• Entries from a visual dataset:
====
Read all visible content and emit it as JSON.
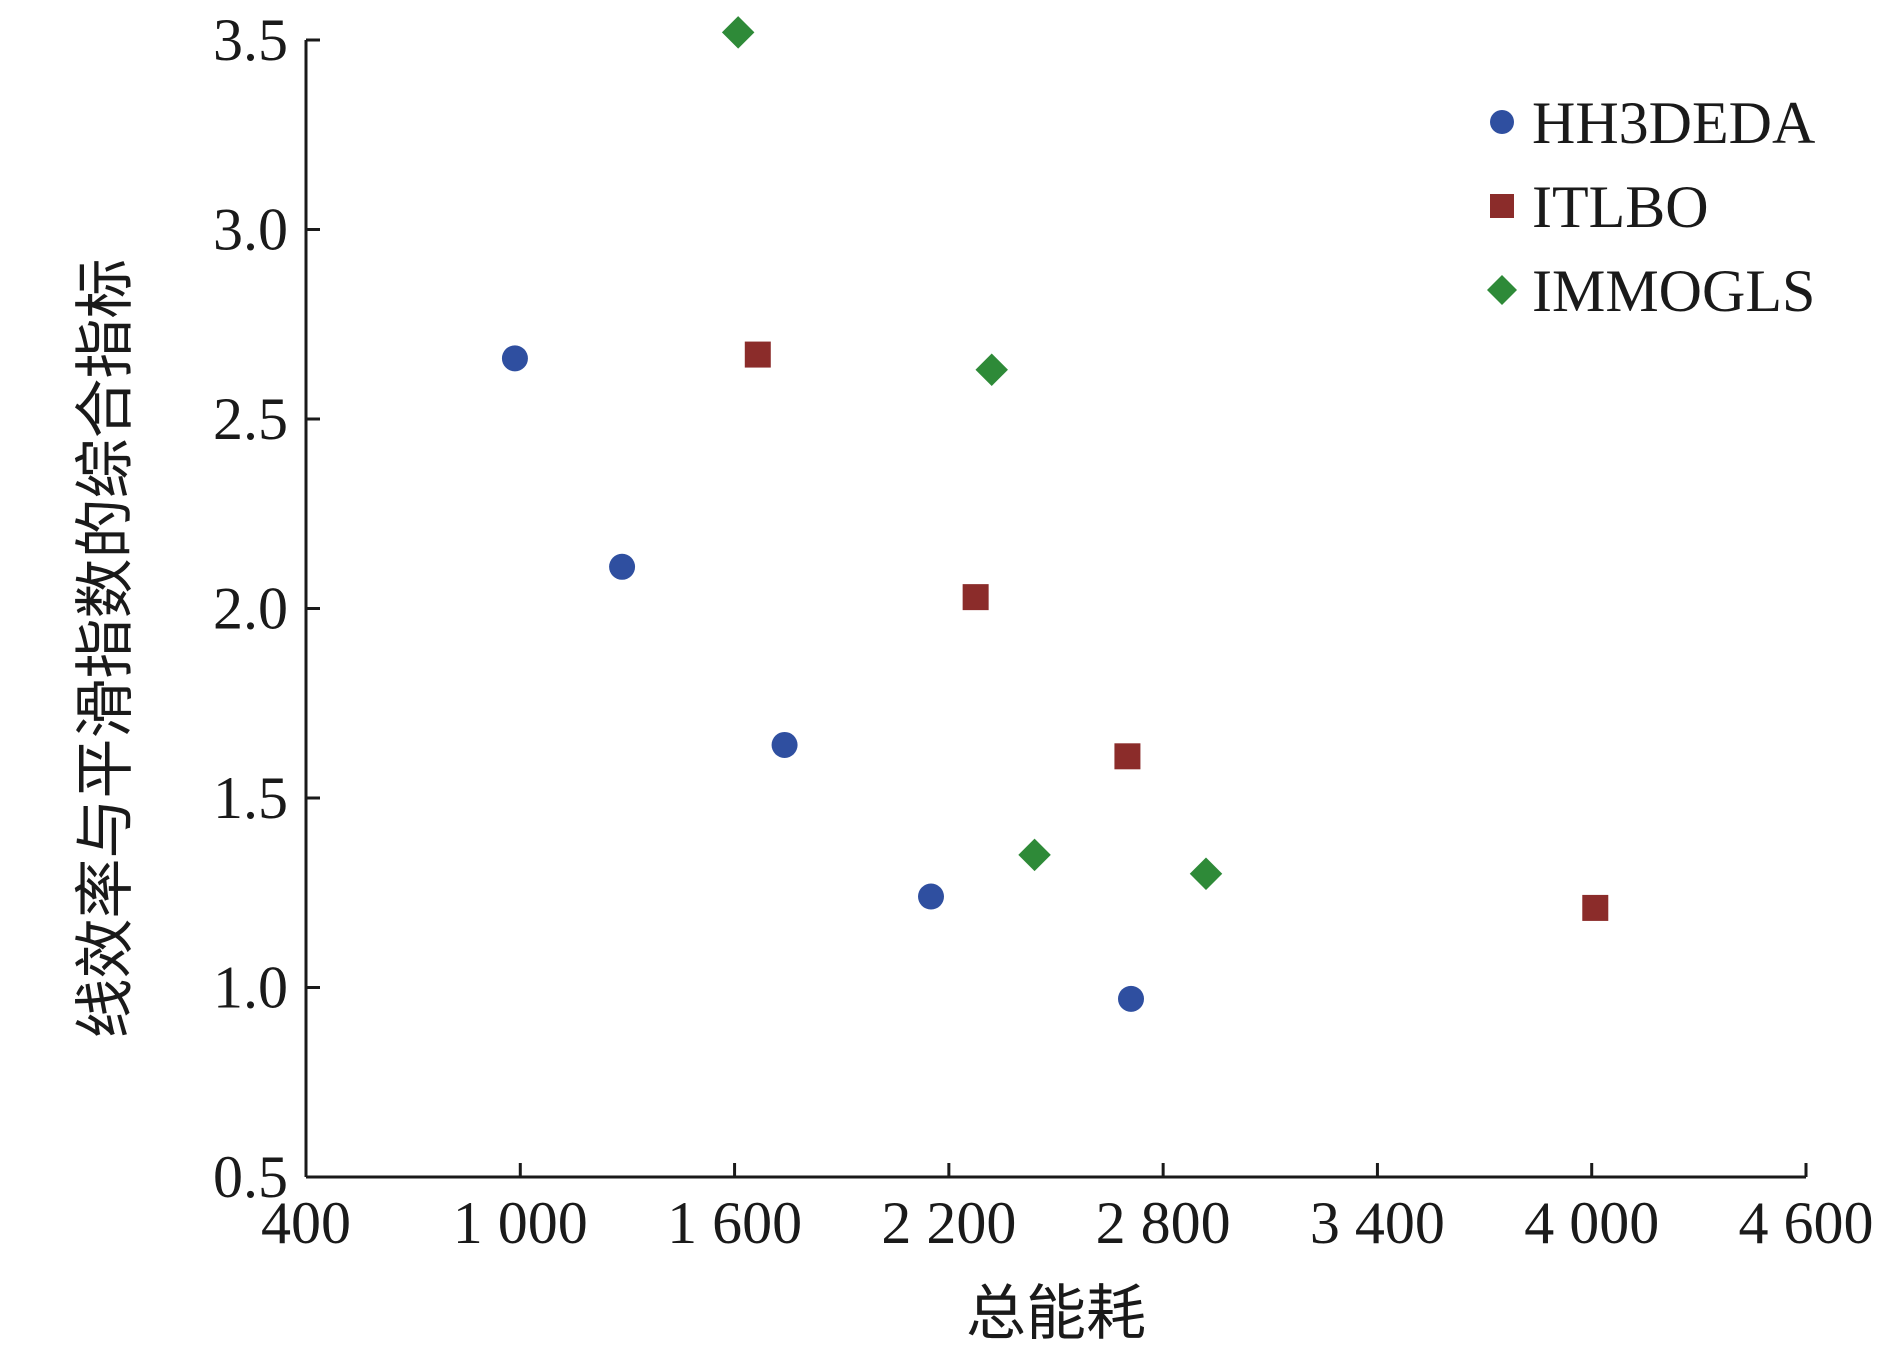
{
  "chart_data": {
    "type": "scatter",
    "xlabel": "总能耗",
    "ylabel": "线效率与平滑指数的综合指标",
    "xlim": [
      400,
      4600
    ],
    "ylim": [
      0.5,
      3.5
    ],
    "x_ticks": [
      400,
      1000,
      1600,
      2200,
      2800,
      3400,
      4000,
      4600
    ],
    "x_tick_labels": [
      "400",
      "1 000",
      "1 600",
      "2 200",
      "2 800",
      "3 400",
      "4 000",
      "4 600"
    ],
    "y_ticks": [
      0.5,
      1.0,
      1.5,
      2.0,
      2.5,
      3.0,
      3.5
    ],
    "y_tick_labels": [
      "0.5",
      "1.0",
      "1.5",
      "2.0",
      "2.5",
      "3.0",
      "3.5"
    ],
    "grid": false,
    "legend_position": "top-right",
    "series": [
      {
        "name": "HH3DEDA",
        "marker": "circle",
        "color": "#2f4fa0",
        "points": [
          {
            "x": 985,
            "y": 2.66
          },
          {
            "x": 1285,
            "y": 2.11
          },
          {
            "x": 1740,
            "y": 1.64
          },
          {
            "x": 2150,
            "y": 1.24
          },
          {
            "x": 2710,
            "y": 0.97
          }
        ]
      },
      {
        "name": "ITLBO",
        "marker": "square",
        "color": "#8b2c2a",
        "points": [
          {
            "x": 1665,
            "y": 2.67
          },
          {
            "x": 2275,
            "y": 2.03
          },
          {
            "x": 2700,
            "y": 1.61
          },
          {
            "x": 4010,
            "y": 1.21
          }
        ]
      },
      {
        "name": "IMMOGLS",
        "marker": "diamond",
        "color": "#2e8a38",
        "points": [
          {
            "x": 1610,
            "y": 3.52
          },
          {
            "x": 2320,
            "y": 2.63
          },
          {
            "x": 2440,
            "y": 1.35
          },
          {
            "x": 2920,
            "y": 1.3
          }
        ]
      }
    ]
  }
}
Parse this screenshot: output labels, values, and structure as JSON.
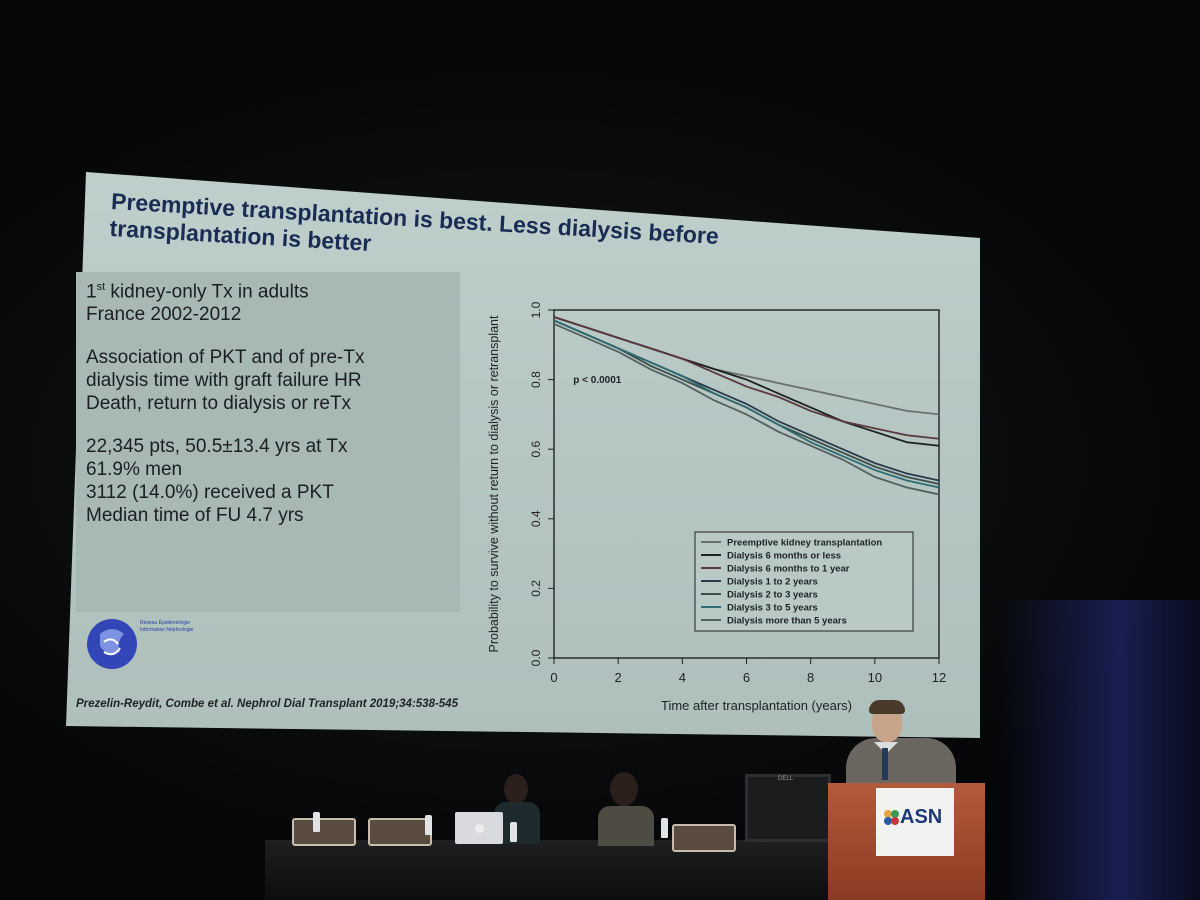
{
  "slide": {
    "title": "Preemptive transplantation is best. Less dialysis before transplantation is better",
    "bullets": {
      "line1_base": "1",
      "line1_sup": "st",
      "line1_rest": " kidney-only Tx in adults",
      "line2": "France 2002-2012",
      "line3": "Association of PKT and of pre-Tx",
      "line4": "dialysis time with graft failure HR",
      "line5": "Death, return to dialysis or reTx",
      "line6": "22,345 pts, 50.5±13.4 yrs at Tx",
      "line7": "61.9% men",
      "line8": "3112 (14.0%) received a PKT",
      "line9": "Median time of FU 4.7 yrs"
    },
    "logo_text": "Réseau Épidémiologie Information Néphrologie",
    "citation": "Prezelin-Reydit, Combe et al. Nephrol Dial Transplant 2019;34:538-545"
  },
  "stage": {
    "podium_logo": "ASN",
    "monitor_brand": "DELL"
  },
  "colors": {
    "title": "#1a2c54",
    "slide_bg": "#b8c8c5",
    "podium": "#9c4528",
    "asn_blue": "#1d3a78"
  },
  "chart_data": {
    "type": "line",
    "xlabel": "Time after transplantation (years)",
    "ylabel": "Probability to survive without return to dialysis or retransplant",
    "xlim": [
      0,
      12
    ],
    "ylim": [
      0,
      1
    ],
    "xticks": [
      "0",
      "2",
      "4",
      "6",
      "8",
      "10",
      "12"
    ],
    "yticks": [
      "0.0",
      "0.2",
      "0.4",
      "0.6",
      "0.8",
      "1.0"
    ],
    "annotation": "p < 0.0001",
    "legend_position": "bottom-right",
    "x": [
      0,
      1,
      2,
      3,
      4,
      5,
      6,
      7,
      8,
      9,
      10,
      11,
      12
    ],
    "series": [
      {
        "name": "Preemptive kidney transplantation",
        "color": "#6b6f70",
        "values": [
          0.98,
          0.95,
          0.92,
          0.89,
          0.86,
          0.83,
          0.81,
          0.79,
          0.77,
          0.75,
          0.73,
          0.71,
          0.7
        ]
      },
      {
        "name": "Dialysis 6 months or less",
        "color": "#1f2022",
        "values": [
          0.98,
          0.95,
          0.92,
          0.89,
          0.86,
          0.83,
          0.8,
          0.76,
          0.72,
          0.68,
          0.65,
          0.62,
          0.61
        ]
      },
      {
        "name": "Dialysis 6 months to 1 year",
        "color": "#5a3a3e",
        "values": [
          0.98,
          0.95,
          0.92,
          0.89,
          0.86,
          0.82,
          0.78,
          0.75,
          0.71,
          0.68,
          0.66,
          0.64,
          0.63
        ]
      },
      {
        "name": "Dialysis 1 to 2 years",
        "color": "#2a3a48",
        "values": [
          0.97,
          0.93,
          0.89,
          0.85,
          0.81,
          0.77,
          0.73,
          0.68,
          0.64,
          0.6,
          0.56,
          0.53,
          0.51
        ]
      },
      {
        "name": "Dialysis 2 to 3 years",
        "color": "#3c4f4a",
        "values": [
          0.97,
          0.93,
          0.89,
          0.84,
          0.8,
          0.76,
          0.72,
          0.67,
          0.63,
          0.59,
          0.55,
          0.52,
          0.5
        ]
      },
      {
        "name": "Dialysis 3 to 5 years",
        "color": "#2e6b74",
        "values": [
          0.97,
          0.93,
          0.89,
          0.85,
          0.81,
          0.76,
          0.72,
          0.67,
          0.62,
          0.58,
          0.54,
          0.51,
          0.49
        ]
      },
      {
        "name": "Dialysis more than 5 years",
        "color": "#54605e",
        "values": [
          0.96,
          0.92,
          0.88,
          0.83,
          0.79,
          0.74,
          0.7,
          0.65,
          0.61,
          0.57,
          0.52,
          0.49,
          0.47
        ]
      }
    ]
  }
}
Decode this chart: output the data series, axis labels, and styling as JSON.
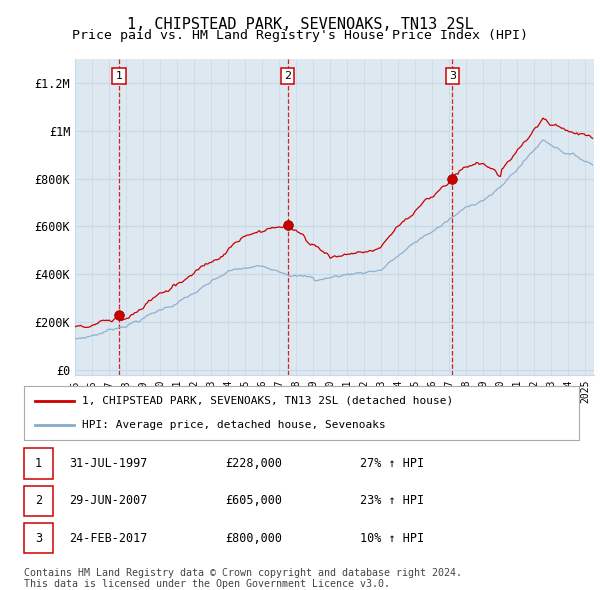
{
  "title": "1, CHIPSTEAD PARK, SEVENOAKS, TN13 2SL",
  "subtitle": "Price paid vs. HM Land Registry's House Price Index (HPI)",
  "title_fontsize": 11,
  "subtitle_fontsize": 9.5,
  "ylabel_ticks": [
    "£0",
    "£200K",
    "£400K",
    "£600K",
    "£800K",
    "£1M",
    "£1.2M"
  ],
  "ytick_vals": [
    0,
    200000,
    400000,
    600000,
    800000,
    1000000,
    1200000
  ],
  "ylim": [
    -20000,
    1300000
  ],
  "red_line_color": "#cc0000",
  "blue_line_color": "#88aacc",
  "vline_color": "#cc0000",
  "grid_color": "#c8d8e8",
  "plot_bg_color": "#dde8f0",
  "background_color": "#ffffff",
  "legend_label_red": "1, CHIPSTEAD PARK, SEVENOAKS, TN13 2SL (detached house)",
  "legend_label_blue": "HPI: Average price, detached house, Sevenoaks",
  "footer": "Contains HM Land Registry data © Crown copyright and database right 2024.\nThis data is licensed under the Open Government Licence v3.0.",
  "x_start_year": 1995,
  "x_end_year": 2025
}
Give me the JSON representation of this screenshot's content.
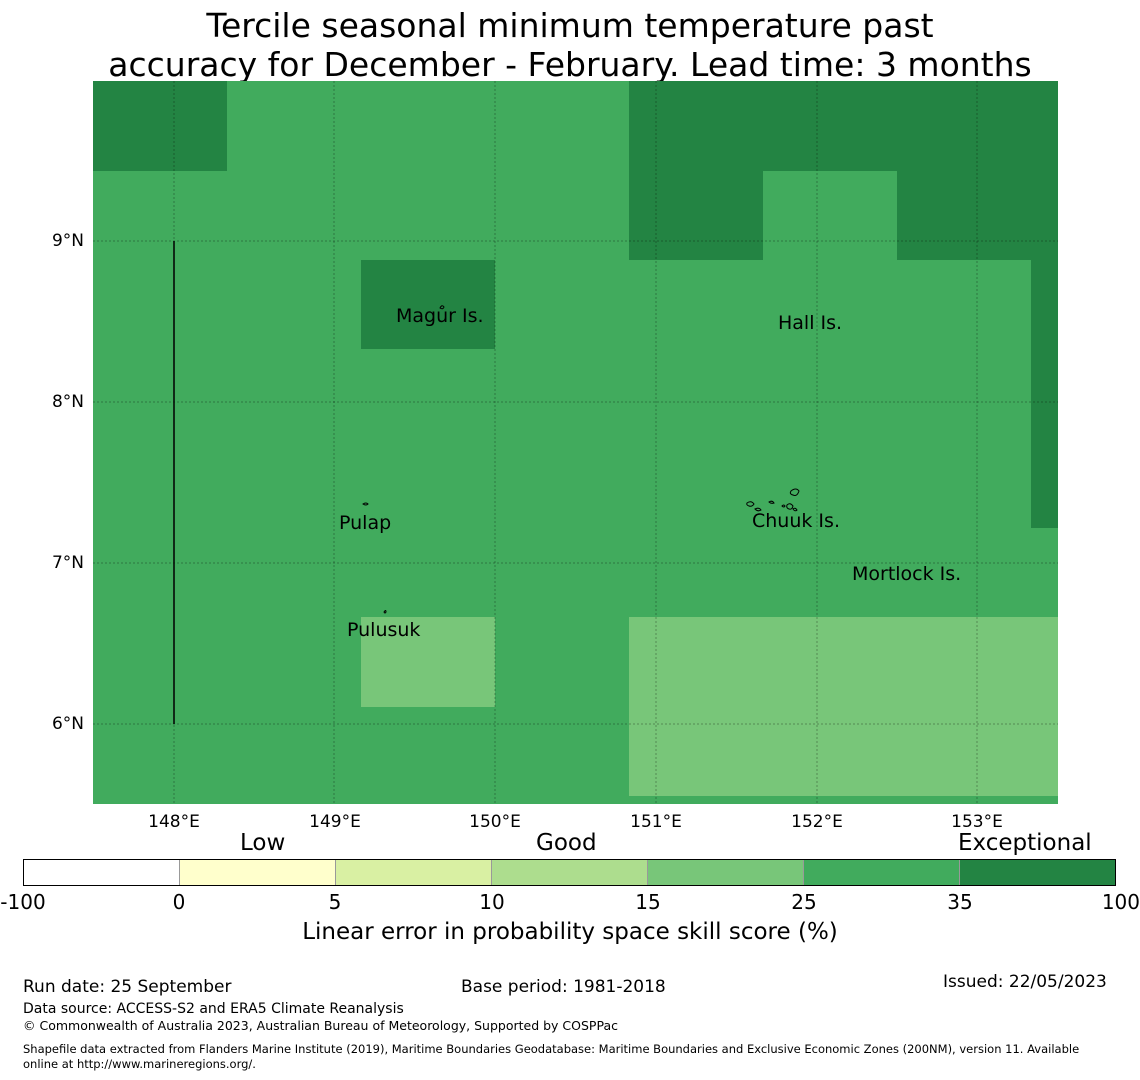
{
  "title_line1": "Tercile seasonal minimum temperature past",
  "title_line2": "accuracy for December - February. Lead time: 3 months",
  "colors": {
    "c25_35": "#41ab5d",
    "c35_100": "#238443",
    "c15_25": "#78c679",
    "c10_15": "#addd8e",
    "c5_10": "#d9f0a3",
    "c0_5": "#ffffcc",
    "cneg": "#ffffff"
  },
  "map": {
    "lon_ticks": [
      "148°E",
      "149°E",
      "150°E",
      "151°E",
      "152°E",
      "153°E"
    ],
    "lat_ticks": [
      "9°N",
      "8°N",
      "7°N",
      "6°N"
    ],
    "places": {
      "magur": "Magur Is.",
      "hall": "Hall Is.",
      "pulap": "Pulap",
      "chuuk": "Chuuk Is.",
      "mortlock": "Mortlock Is.",
      "pulusuk": "Pulusuk"
    }
  },
  "colorbar": {
    "ticks": [
      "-100",
      "0",
      "5",
      "10",
      "15",
      "25",
      "35",
      "100"
    ],
    "categories": [
      "Low",
      "Good",
      "Exceptional"
    ],
    "label": "Linear error in probability space skill score (%)"
  },
  "footer": {
    "run_date": "Run date: 25 September",
    "base_period": "Base period: 1981-2018",
    "issued": "Issued: 22/05/2023",
    "data_source": "Data source: ACCESS-S2 and ERA5 Climate Reanalysis",
    "copyright": "© Commonwealth of Australia 2023, Australian Bureau of Meteorology, Supported by COSPPac",
    "shapefile_line1": "Shapefile data extracted from Flanders Marine Institute (2019), Maritime Boundaries Geodatabase: Maritime Boundaries and Exclusive Economic Zones (200NM), version 11. Available",
    "shapefile_line2": "online at http://www.marineregions.org/."
  }
}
====
• WHAT YOU HAVE TO DO: Restate verbatim the lines running from the line with "Give me the" through the end of the material; both ends count, and images are omitted.

• REPLY:
Give me the JSON representation of this screenshot's content.
{
  "title_line1": "Tercile seasonal minimum temperature past",
  "title_line2": "accuracy for December - February. Lead time: 3 months",
  "colors": {
    "c25_35": "#41ab5d",
    "c35_100": "#238443",
    "c15_25": "#78c679",
    "c10_15": "#addd8e",
    "c5_10": "#d9f0a3",
    "c0_5": "#ffffcc",
    "cneg": "#ffffff"
  },
  "map": {
    "lon_ticks": [
      "148°E",
      "149°E",
      "150°E",
      "151°E",
      "152°E",
      "153°E"
    ],
    "lat_ticks": [
      "9°N",
      "8°N",
      "7°N",
      "6°N"
    ],
    "places": {
      "magur": "Magur Is.",
      "hall": "Hall Is.",
      "pulap": "Pulap",
      "chuuk": "Chuuk Is.",
      "mortlock": "Mortlock Is.",
      "pulusuk": "Pulusuk"
    }
  },
  "colorbar": {
    "ticks": [
      "-100",
      "0",
      "5",
      "10",
      "15",
      "25",
      "35",
      "100"
    ],
    "categories": [
      "Low",
      "Good",
      "Exceptional"
    ],
    "label": "Linear error in probability space skill score (%)"
  },
  "footer": {
    "run_date": "Run date: 25 September",
    "base_period": "Base period: 1981-2018",
    "issued": "Issued: 22/05/2023",
    "data_source": "Data source: ACCESS-S2 and ERA5 Climate Reanalysis",
    "copyright": "© Commonwealth of Australia 2023, Australian Bureau of Meteorology, Supported by COSPPac",
    "shapefile_line1": "Shapefile data extracted from Flanders Marine Institute (2019), Maritime Boundaries Geodatabase: Maritime Boundaries and Exclusive Economic Zones (200NM), version 11. Available",
    "shapefile_line2": "online at http://www.marineregions.org/."
  }
}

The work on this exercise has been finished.